§ **Problem statement**:
Copy the listing lines starting at the line with "end-label-box xyxy=(929,276,988,309)" and ending at the line with "inset-y-tick-label: +15 %", changing "year-band" to "highlight-band" and leaving everything else the same.

■ ■ ■ ■ ■

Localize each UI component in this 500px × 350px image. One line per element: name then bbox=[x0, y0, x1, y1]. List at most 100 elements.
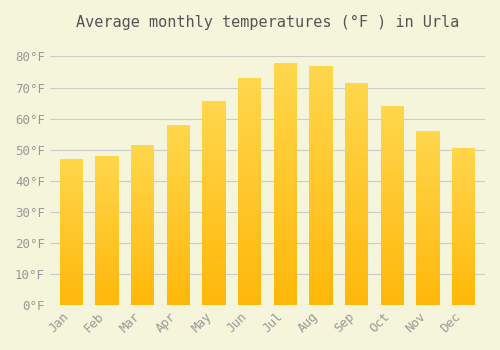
Bar bbox=[310, 281, 332, 285]
Bar bbox=[96, 298, 118, 300]
Bar bbox=[166, 284, 190, 287]
Bar bbox=[166, 143, 190, 146]
Bar bbox=[380, 262, 404, 265]
Bar bbox=[131, 289, 154, 292]
Bar bbox=[310, 257, 332, 261]
Bar bbox=[345, 261, 368, 264]
Bar bbox=[96, 223, 118, 225]
Bar bbox=[202, 108, 226, 112]
Bar bbox=[274, 103, 297, 107]
Bar bbox=[416, 279, 440, 282]
Bar bbox=[96, 183, 118, 186]
Bar bbox=[274, 216, 297, 220]
Bar bbox=[310, 138, 332, 141]
Bar bbox=[131, 180, 154, 182]
Bar bbox=[202, 152, 226, 156]
Bar bbox=[380, 209, 404, 212]
Bar bbox=[274, 285, 297, 289]
Bar bbox=[131, 153, 154, 156]
Bar bbox=[60, 171, 83, 174]
Bar bbox=[345, 301, 368, 305]
Bar bbox=[380, 153, 404, 156]
Bar bbox=[96, 290, 118, 293]
Bar bbox=[238, 286, 261, 290]
Bar bbox=[416, 259, 440, 261]
Bar bbox=[131, 238, 154, 241]
Bar bbox=[416, 137, 440, 140]
Bar bbox=[238, 226, 261, 229]
Bar bbox=[345, 212, 368, 216]
Bar bbox=[310, 277, 332, 281]
Bar bbox=[380, 133, 404, 136]
Bar bbox=[345, 142, 368, 146]
Bar bbox=[274, 139, 297, 144]
Bar bbox=[166, 242, 190, 245]
Bar bbox=[380, 265, 404, 268]
Bar bbox=[310, 297, 332, 301]
Bar bbox=[96, 245, 118, 248]
Bar bbox=[96, 178, 118, 181]
Bar bbox=[345, 264, 368, 268]
Bar bbox=[166, 161, 190, 164]
Bar bbox=[274, 277, 297, 281]
Bar bbox=[380, 142, 404, 146]
Bar bbox=[345, 124, 368, 127]
Bar bbox=[416, 282, 440, 285]
Bar bbox=[131, 193, 154, 196]
Bar bbox=[202, 176, 226, 180]
Bar bbox=[345, 131, 368, 135]
Bar bbox=[416, 183, 440, 186]
Bar bbox=[202, 268, 226, 271]
Bar bbox=[166, 203, 190, 206]
Bar bbox=[238, 282, 261, 286]
Bar bbox=[310, 161, 332, 166]
Bar bbox=[310, 177, 332, 181]
Bar bbox=[452, 216, 475, 219]
Bar bbox=[202, 227, 226, 230]
Bar bbox=[274, 257, 297, 261]
Bar bbox=[416, 157, 440, 160]
Bar bbox=[452, 281, 475, 284]
Bar bbox=[452, 201, 475, 203]
Bar bbox=[166, 230, 190, 233]
Bar bbox=[238, 294, 261, 298]
Bar bbox=[96, 280, 118, 283]
Bar bbox=[274, 248, 297, 252]
Bar bbox=[310, 233, 332, 237]
Bar bbox=[380, 162, 404, 166]
Bar bbox=[345, 146, 368, 149]
Bar bbox=[166, 269, 190, 272]
Bar bbox=[238, 120, 261, 124]
Bar bbox=[131, 198, 154, 201]
Bar bbox=[416, 192, 440, 195]
Bar bbox=[131, 246, 154, 249]
Bar bbox=[345, 272, 368, 275]
Bar bbox=[96, 191, 118, 193]
Bar bbox=[452, 180, 475, 182]
Bar bbox=[380, 182, 404, 186]
Bar bbox=[60, 220, 83, 222]
Bar bbox=[345, 105, 368, 109]
Bar bbox=[345, 172, 368, 175]
Bar bbox=[202, 281, 226, 285]
Bar bbox=[238, 146, 261, 150]
Bar bbox=[238, 233, 261, 237]
Bar bbox=[202, 105, 226, 108]
Bar bbox=[60, 290, 83, 293]
Bar bbox=[96, 273, 118, 275]
Bar bbox=[310, 241, 332, 245]
Bar bbox=[96, 248, 118, 250]
Bar bbox=[96, 228, 118, 230]
Bar bbox=[310, 149, 332, 154]
Bar bbox=[345, 157, 368, 161]
Bar bbox=[310, 66, 332, 70]
Bar bbox=[416, 296, 440, 299]
Bar bbox=[60, 203, 83, 205]
Bar bbox=[416, 238, 440, 241]
Bar bbox=[238, 199, 261, 203]
Bar bbox=[345, 205, 368, 209]
Bar bbox=[202, 254, 226, 258]
Bar bbox=[310, 301, 332, 305]
Bar bbox=[452, 263, 475, 266]
Bar bbox=[238, 101, 261, 105]
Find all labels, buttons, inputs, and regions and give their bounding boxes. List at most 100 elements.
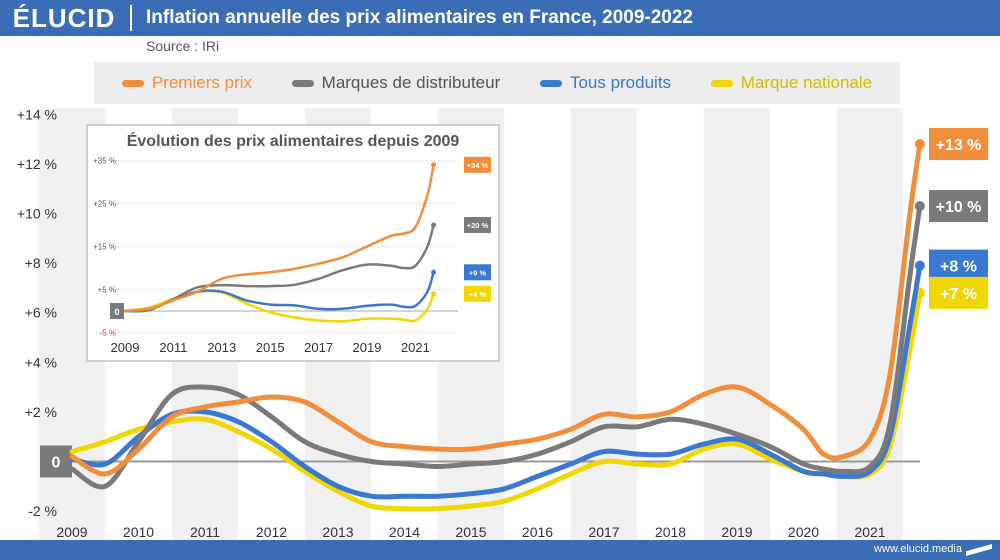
end-label-box xyxy=(929,276,988,309)
end-label-box xyxy=(929,249,988,282)
y-tick-label: -2 % xyxy=(28,503,57,519)
inset-end-label-box xyxy=(464,285,491,302)
inset-end-label: +34 % xyxy=(467,161,489,170)
inset-y-tick-label: +5 % xyxy=(98,286,116,295)
legend-label-tous-produits: Tous produits xyxy=(569,73,672,92)
inset-series-line xyxy=(123,163,435,313)
x-tick-label: 2020 xyxy=(788,524,819,540)
inset-x-axis-ticks: 2009 2011 2013 2015 2017 2019 2021 xyxy=(111,340,430,355)
inset-x-tick-label: 2009 xyxy=(111,340,140,355)
y-tick-label: +14 % xyxy=(17,106,57,122)
inset-end-label: +4 % xyxy=(469,290,487,299)
inset-end-label: +20 % xyxy=(467,221,489,230)
inset-series-line xyxy=(123,223,435,313)
y-tick-label: +4 % xyxy=(25,354,57,370)
inset-end-label-box xyxy=(464,156,491,173)
series-line xyxy=(69,203,923,490)
x-tick-label: 2013 xyxy=(322,524,353,540)
year-band xyxy=(637,108,704,540)
x-tick-label: 2017 xyxy=(588,524,619,540)
header-bar: ÉLUCID Inflation annuelle des prix alime… xyxy=(0,0,1000,36)
bottom-bar xyxy=(0,540,1000,560)
inset-y-tick-label: +15 % xyxy=(93,243,116,252)
inset-series-end-point xyxy=(431,162,437,168)
inset-title: Évolution des prix alimentaires depuis 2… xyxy=(127,131,460,150)
zero-marker xyxy=(40,445,72,478)
header-divider xyxy=(130,5,132,31)
inset-line-chart: Évolution des prix alimentaires depuis 2… xyxy=(93,131,491,355)
inset-end-label-box xyxy=(464,264,491,281)
inset-x-tick-label: 2013 xyxy=(207,340,236,355)
legend-item-tous-produits: Tous produits xyxy=(539,73,672,93)
legend-swatch-premiers-prix xyxy=(121,79,144,87)
year-band xyxy=(570,108,638,540)
inset-x-tick-label: 2021 xyxy=(401,340,430,355)
y-tick-label: +8 % xyxy=(25,255,57,271)
end-label: +10 % xyxy=(936,199,982,216)
series-line xyxy=(69,141,923,477)
legend-label-premiers-prix: Premiers prix xyxy=(151,73,252,92)
legend-swatch-mdd xyxy=(291,79,314,87)
x-tick-label: 2009 xyxy=(56,524,87,540)
x-tick-label: 2010 xyxy=(123,524,154,540)
inset-end-label: +9 % xyxy=(469,268,487,277)
inset-zero-marker xyxy=(110,303,124,319)
end-label-box xyxy=(929,128,988,161)
y-tick-label: +6 % xyxy=(25,305,57,321)
inset-series-line xyxy=(123,271,435,313)
legend-swatch-marque-nationale xyxy=(710,79,733,87)
inset-grid: +35 % +25 % +15 % +5 % -5 % 0 xyxy=(93,157,458,338)
inset-x-tick-label: 2019 xyxy=(353,340,382,355)
y-axis-ticks: +14 % +12 % +10 % +8 % +6 % +4 % +2 % -2 % xyxy=(17,106,57,519)
inset-series-end-point xyxy=(431,222,437,228)
inset-x-tick-label: 2015 xyxy=(256,340,285,355)
end-label: +8 % xyxy=(940,259,977,276)
inset-end-label-box xyxy=(464,217,491,233)
legend-item-mdd: Marques de distributeur xyxy=(291,73,501,93)
end-label: +7 % xyxy=(940,286,977,303)
x-tick-label: 2019 xyxy=(721,524,752,540)
legend-label-mdd: Marques de distributeur xyxy=(321,73,501,92)
legend-item-premiers-prix: Premiers prix xyxy=(121,73,252,93)
chart-title: Inflation annuelle des prix alimentaires… xyxy=(146,7,694,28)
x-tick-label: 2018 xyxy=(655,524,686,540)
end-label: +13 % xyxy=(936,137,982,154)
elucid-logo[interactable]: ÉLUCID xyxy=(0,0,128,36)
inset-y-tick-label: -5 % xyxy=(100,329,116,338)
x-tick-label: 2011 xyxy=(190,524,220,540)
series-end-point xyxy=(914,201,925,212)
zero-label: 0 xyxy=(52,455,61,472)
x-tick-label: 2012 xyxy=(256,524,287,540)
x-axis-ticks: 2009 2010 2011 2012 2013 2014 2015 2016 2017 2018… xyxy=(56,524,885,540)
x-tick-label: 2016 xyxy=(522,524,553,540)
inset-y-tick-label: +35 % xyxy=(93,157,116,166)
source-note: Source : IRi xyxy=(146,38,220,54)
series-end-point xyxy=(914,139,925,150)
legend-label-marque-nationale: Marque nationale xyxy=(740,73,873,92)
inset-series-end-point xyxy=(431,269,437,275)
y-tick-label: +2 % xyxy=(25,404,57,420)
end-labels: +13 % +10 % +8 % +7 % xyxy=(929,128,988,309)
inset-y-tick-label: +25 % xyxy=(93,200,116,209)
series-lines xyxy=(69,139,925,512)
footer-website[interactable]: www.elucid.media xyxy=(873,543,962,555)
year-band xyxy=(703,108,771,540)
y-tick-label: +12 % xyxy=(17,156,57,172)
legend-item-marque-nationale: Marque nationale xyxy=(710,73,873,93)
inset-x-tick-label: 2017 xyxy=(304,340,333,355)
legend-swatch-tous-produits xyxy=(539,79,562,87)
inset-x-tick-label: 2011 xyxy=(159,340,187,355)
x-tick-label: 2015 xyxy=(455,524,486,540)
inset-chart-panel: Évolution des prix alimentaires depuis 2… xyxy=(86,124,500,362)
inset-series-lines xyxy=(123,162,437,323)
x-tick-label: 2014 xyxy=(389,524,420,540)
inset-zero-label: 0 xyxy=(114,307,119,317)
series-end-point xyxy=(914,260,925,271)
inset-end-labels: +34 % +20 % +9 % +4 % xyxy=(464,156,491,302)
x-tick-label: 2021 xyxy=(854,524,885,540)
y-tick-label: +10 % xyxy=(17,206,57,222)
series-line xyxy=(69,263,923,500)
end-label-box xyxy=(929,190,988,223)
inset-series-end-point xyxy=(431,291,437,297)
legend: Premiers prix Marques de distributeur To… xyxy=(94,62,900,104)
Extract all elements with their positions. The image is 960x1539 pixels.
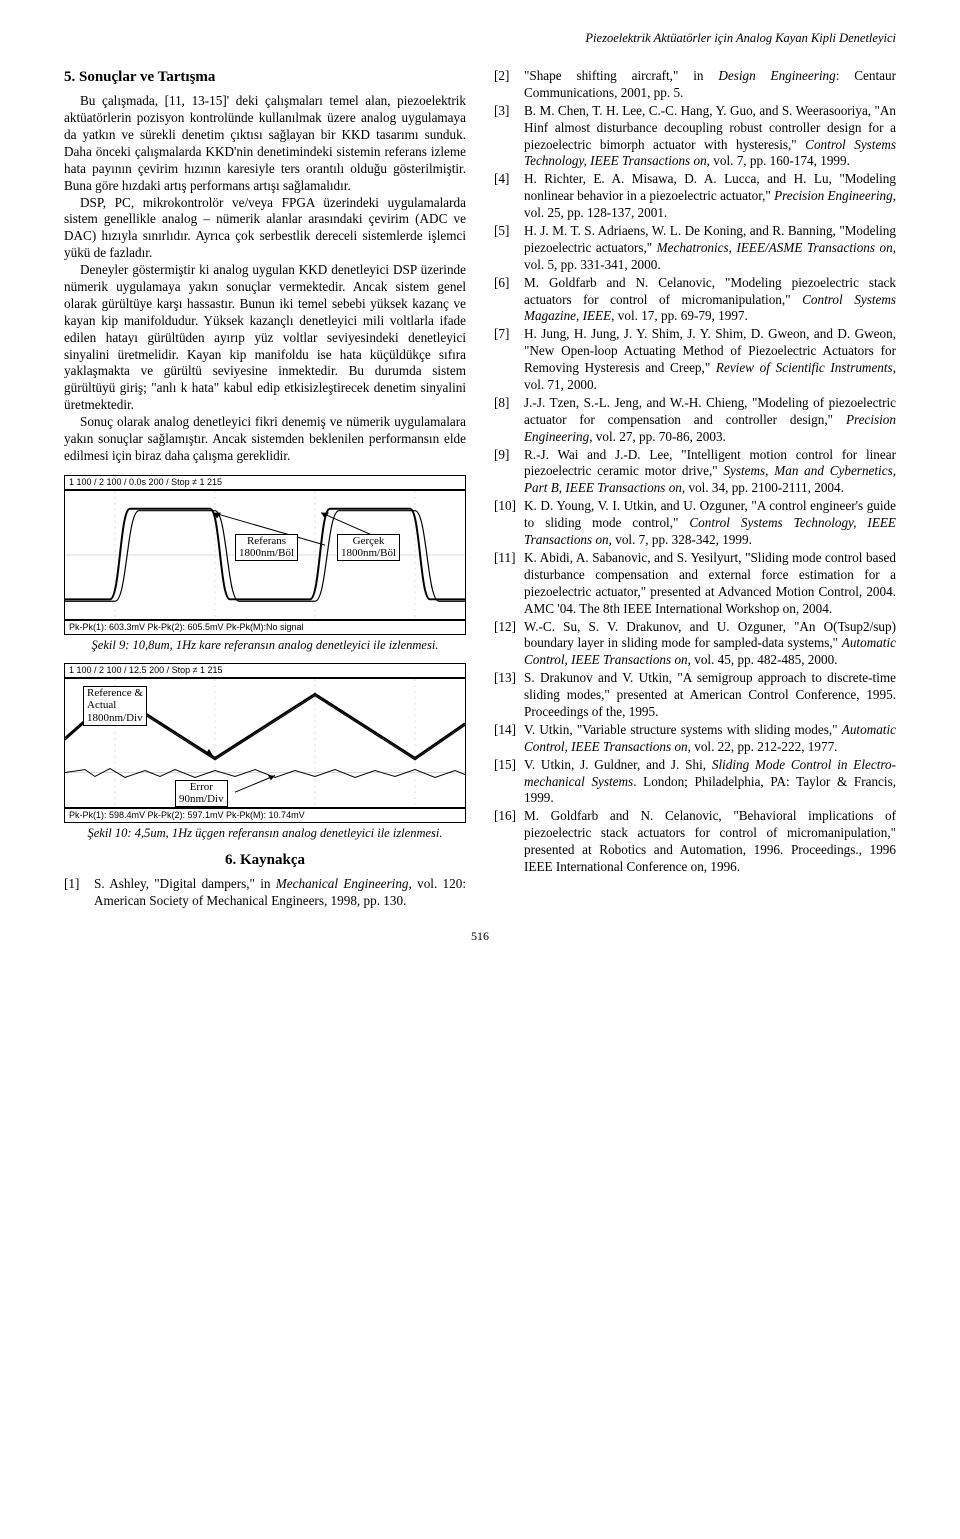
ref-text: , vol. 45, pp. 482-485, 2000. [688, 652, 838, 667]
references-left: [1] S. Ashley, "Digital dampers," in Mec… [64, 876, 466, 910]
ref-text: V. Utkin, J. Guldner, and J. Shi, [524, 757, 712, 772]
ref-journal: Mechanical Engineering [276, 876, 409, 891]
ref-text: S. Drakunov and V. Utkin, "A semigroup a… [524, 670, 896, 719]
paragraph-4: Sonuç olarak analog denetleyici fikri de… [64, 414, 466, 465]
paragraph-1: Bu çalışmada, [11, 13-15]' deki çalışmal… [64, 93, 466, 194]
reference-15: [15] V. Utkin, J. Guldner, and J. Shi, S… [494, 757, 896, 808]
figure-10-annot-error: Error90nm/Div [175, 780, 228, 807]
ref-text: M. Goldfarb and N. Celanovic, "Behaviora… [524, 808, 896, 874]
section-6-heading: 6. Kaynakça [64, 851, 466, 870]
ref-text: S. Ashley, "Digital dampers," in [94, 876, 276, 891]
page: Piezoelektrik Aktüatörler için Analog Ka… [0, 0, 960, 1539]
figure-10: 1 100 / 2 100 / 12.5 200 / Stop ≠ 1 215 [64, 663, 466, 841]
figure-10-annot-ref-actual: Reference &Actual1800nm/Div [83, 686, 147, 726]
ref-text: , vol. 7, pp. 160-174, 1999. [707, 153, 850, 168]
reference-14: [14] V. Utkin, "Variable structure syste… [494, 722, 896, 756]
figure-9-annot-ref: Referans1800nm/Böl [235, 534, 298, 561]
ref-text: , vol. 27, pp. 70-86, 2003. [589, 429, 726, 444]
figure-9-caption: Şekil 9: 10,8um, 1Hz kare referansın ana… [64, 637, 466, 653]
ref-text: , vol. 17, pp. 69-79, 1997. [611, 308, 748, 323]
figure-9: 1 100 / 2 100 / 0.0s 200 / Stop ≠ 1 215 [64, 475, 466, 653]
figure-9-scope-footer: Pk-Pk(1): 603.3mV Pk-Pk(2): 605.5mV Pk-P… [65, 620, 465, 634]
reference-10: [10] K. D. Young, V. I. Utkin, and U. Oz… [494, 498, 896, 549]
section-5-heading: 5. Sonuçlar ve Tartışma [64, 68, 466, 87]
reference-5: [5] H. J. M. T. S. Adriaens, W. L. De Ko… [494, 223, 896, 274]
ref-text: V. Utkin, "Variable structure systems wi… [524, 722, 842, 737]
page-number: 516 [64, 929, 896, 944]
ref-text: "Shape shifting aircraft," in [524, 68, 718, 83]
reference-11: [11] K. Abidi, A. Sabanovic, and S. Yesi… [494, 550, 896, 618]
left-column: 5. Sonuçlar ve Tartışma Bu çalışmada, [1… [64, 68, 466, 911]
ref-journal: Precision Engineering [774, 188, 893, 203]
figure-10-scope-header: 1 100 / 2 100 / 12.5 200 / Stop ≠ 1 215 [65, 664, 465, 678]
ref-journal: Mechatronics, IEEE/ASME Transactions on [657, 240, 893, 255]
figure-10-caption: Şekil 10: 4,5um, 1Hz üçgen referansın an… [64, 825, 466, 841]
figure-10-scope: 1 100 / 2 100 / 12.5 200 / Stop ≠ 1 215 [64, 663, 466, 823]
figure-9-annot-actual: Gerçek1800nm/Böl [337, 534, 400, 561]
figure-10-scope-footer: Pk-Pk(1): 598.4mV Pk-Pk(2): 597.1mV Pk-P… [65, 808, 465, 822]
paragraph-2: DSP, PC, mikrokontrolör ve/veya FPGA üze… [64, 195, 466, 263]
ref-text: , vol. 34, pp. 2100-2111, 2004. [682, 480, 844, 495]
right-column: [2] "Shape shifting aircraft," in Design… [494, 68, 896, 911]
reference-13: [13] S. Drakunov and V. Utkin, "A semigr… [494, 670, 896, 721]
reference-4: [4] H. Richter, E. A. Misawa, D. A. Lucc… [494, 171, 896, 222]
reference-6: [6] M. Goldfarb and N. Celanovic, "Model… [494, 275, 896, 326]
reference-2: [2] "Shape shifting aircraft," in Design… [494, 68, 896, 102]
two-column-layout: 5. Sonuçlar ve Tartışma Bu çalışmada, [1… [64, 68, 896, 911]
running-head: Piezoelektrik Aktüatörler için Analog Ka… [64, 30, 896, 46]
ref-text: K. Abidi, A. Sabanovic, and S. Yesilyurt… [524, 550, 896, 616]
reference-8: [8] J.-J. Tzen, S.-L. Jeng, and W.-H. Ch… [494, 395, 896, 446]
reference-7: [7] H. Jung, H. Jung, J. Y. Shim, J. Y. … [494, 326, 896, 394]
reference-16: [16] M. Goldfarb and N. Celanovic, "Beha… [494, 808, 896, 876]
ref-journal: Design Engineering [718, 68, 835, 83]
reference-1: [1] S. Ashley, "Digital dampers," in Mec… [64, 876, 466, 910]
references-right: [2] "Shape shifting aircraft," in Design… [494, 68, 896, 876]
reference-3: [3] B. M. Chen, T. H. Lee, C.-C. Hang, Y… [494, 103, 896, 171]
ref-text: W.-C. Su, S. V. Drakunov, and U. Ozguner… [524, 619, 896, 651]
paragraph-3: Deneyler göstermiştir ki analog uygulan … [64, 262, 466, 414]
reference-9: [9] R.-J. Wai and J.-D. Lee, "Intelligen… [494, 447, 896, 498]
ref-text: , vol. 7, pp. 328-342, 1999. [609, 532, 752, 547]
figure-9-scope-header: 1 100 / 2 100 / 0.0s 200 / Stop ≠ 1 215 [65, 476, 465, 490]
reference-12: [12] W.-C. Su, S. V. Drakunov, and U. Oz… [494, 619, 896, 670]
ref-text: J.-J. Tzen, S.-L. Jeng, and W.-H. Chieng… [524, 395, 896, 427]
ref-text: , vol. 22, pp. 212-222, 1977. [688, 739, 838, 754]
ref-journal: Review of Scientific Instruments [716, 360, 893, 375]
figure-9-scope: 1 100 / 2 100 / 0.0s 200 / Stop ≠ 1 215 [64, 475, 466, 635]
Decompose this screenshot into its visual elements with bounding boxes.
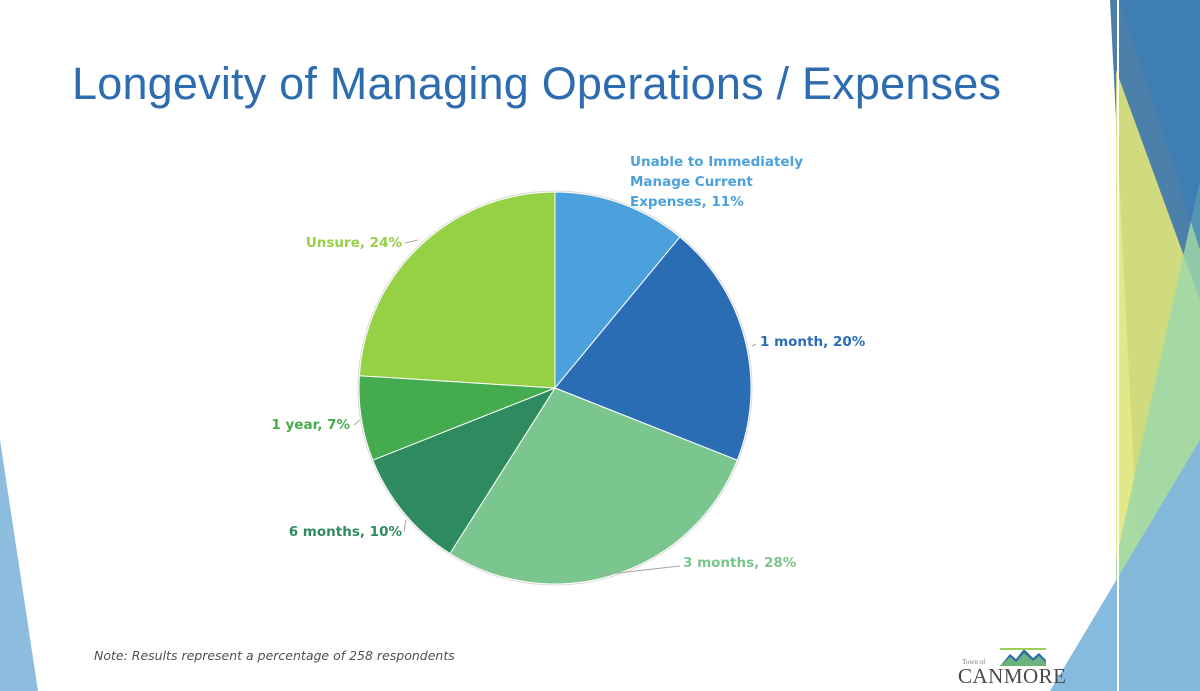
pie-slice-3-months [449, 387, 738, 585]
leader-line [404, 239, 419, 244]
data-label: Unable to Immediately Manage Current Expen… [630, 154, 803, 210]
data-label: 1 month, 20% [760, 334, 866, 350]
data-label: 3 months, 28% [683, 555, 797, 571]
pie-slices [357, 190, 753, 586]
decor-left-light-blue [0, 440, 38, 691]
decor-right-top-blue [1120, 0, 1200, 250]
leader-line [599, 565, 681, 576]
logo-name: CANMORE [958, 664, 1067, 688]
decor-right-light-blue [1050, 440, 1200, 691]
logo-town-label: Town of [962, 658, 986, 666]
mountain-logo-icon [1000, 648, 1046, 666]
pie-slice-unsure [358, 191, 556, 389]
page-title: Longevity of Managing Operations / Expen… [72, 58, 1002, 109]
pie-slice-1-month [554, 236, 752, 461]
pie-data-labels: Unable to Immediately Manage Current Expen… [271, 154, 865, 571]
data-label: 1 year, 7% [271, 417, 350, 433]
pie-leader-lines [353, 239, 757, 576]
leader-line [751, 343, 757, 347]
data-label: 6 months, 10% [289, 524, 403, 540]
canmore-logo: Town of CANMORE [958, 644, 1066, 688]
pie-slice-6-months [372, 386, 557, 555]
data-label: Unsure, 24% [306, 235, 403, 251]
pie-slice-unable-to-immediately-manage-current-expenses [554, 191, 681, 390]
pie-outline [357, 190, 753, 586]
leader-line [353, 419, 361, 426]
footnote: Note: Results represent a percentage of … [94, 648, 455, 663]
leader-line [403, 519, 407, 533]
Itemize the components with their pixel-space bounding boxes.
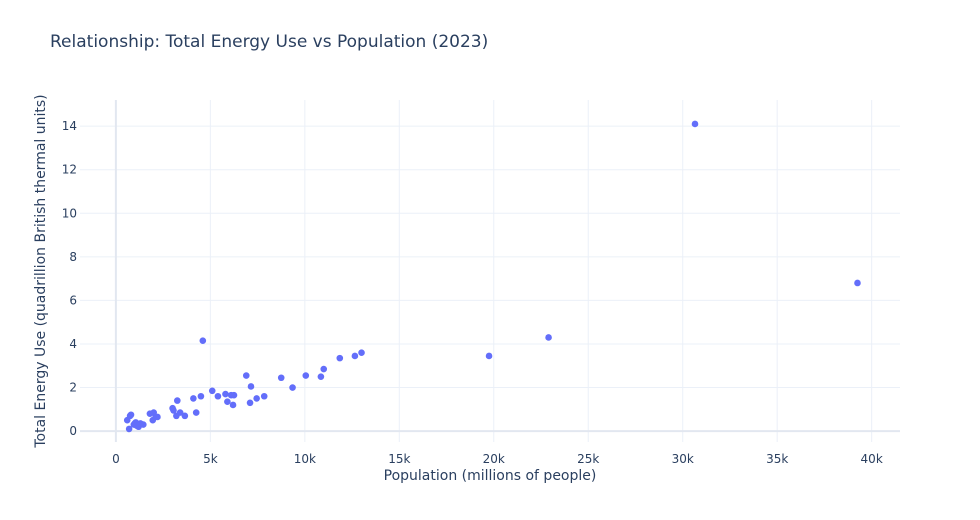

■ ■ ■ ■ ■

§ **Answer to this exercise**:
end-label-box xyxy=(929,276,988,309)
end-label-box xyxy=(929,249,988,282)
y-tick-label: -2 % xyxy=(28,503,57,519)
inset-end-label-box xyxy=(464,285,491,302)
inset-end-label: +34 % xyxy=(467,161,489,170)
inset-y-tick-label: +5 % xyxy=(98,286,116,295)
legend-label-tous-produits: Tous produits xyxy=(569,73,672,92)
inset-series-line xyxy=(123,163,435,313)
x-tick-label: 2020 xyxy=(788,524,819,540)
inset-x-axis-ticks: 2009 2011 2013 2015 2017 2019 2021 xyxy=(111,340,430,355)
inset-x-tick-label: 2009 xyxy=(111,340,140,355)
y-tick-label: +14 % xyxy=(17,106,57,122)
inset-end-label: +4 % xyxy=(469,290,487,299)
inset-end-label: +20 % xyxy=(467,221,489,230)
inset-series-line xyxy=(123,223,435,313)
y-tick-label: +4 % xyxy=(25,354,57,370)
inset-end-label-box xyxy=(464,156,491,173)
series-line xyxy=(69,203,923,490)
x-tick-label: 2013 xyxy=(322,524,353,540)
highlight-band xyxy=(637,108,704,540)
x-tick-label: 2017 xyxy=(588,524,619,540)
header-bar: ÉLUCID Inflation annuelle des prix alime… xyxy=(0,0,1000,36)
bottom-bar xyxy=(0,540,1000,560)
inset-y-tick-label: +15 % xyxy=(93,243,116,252)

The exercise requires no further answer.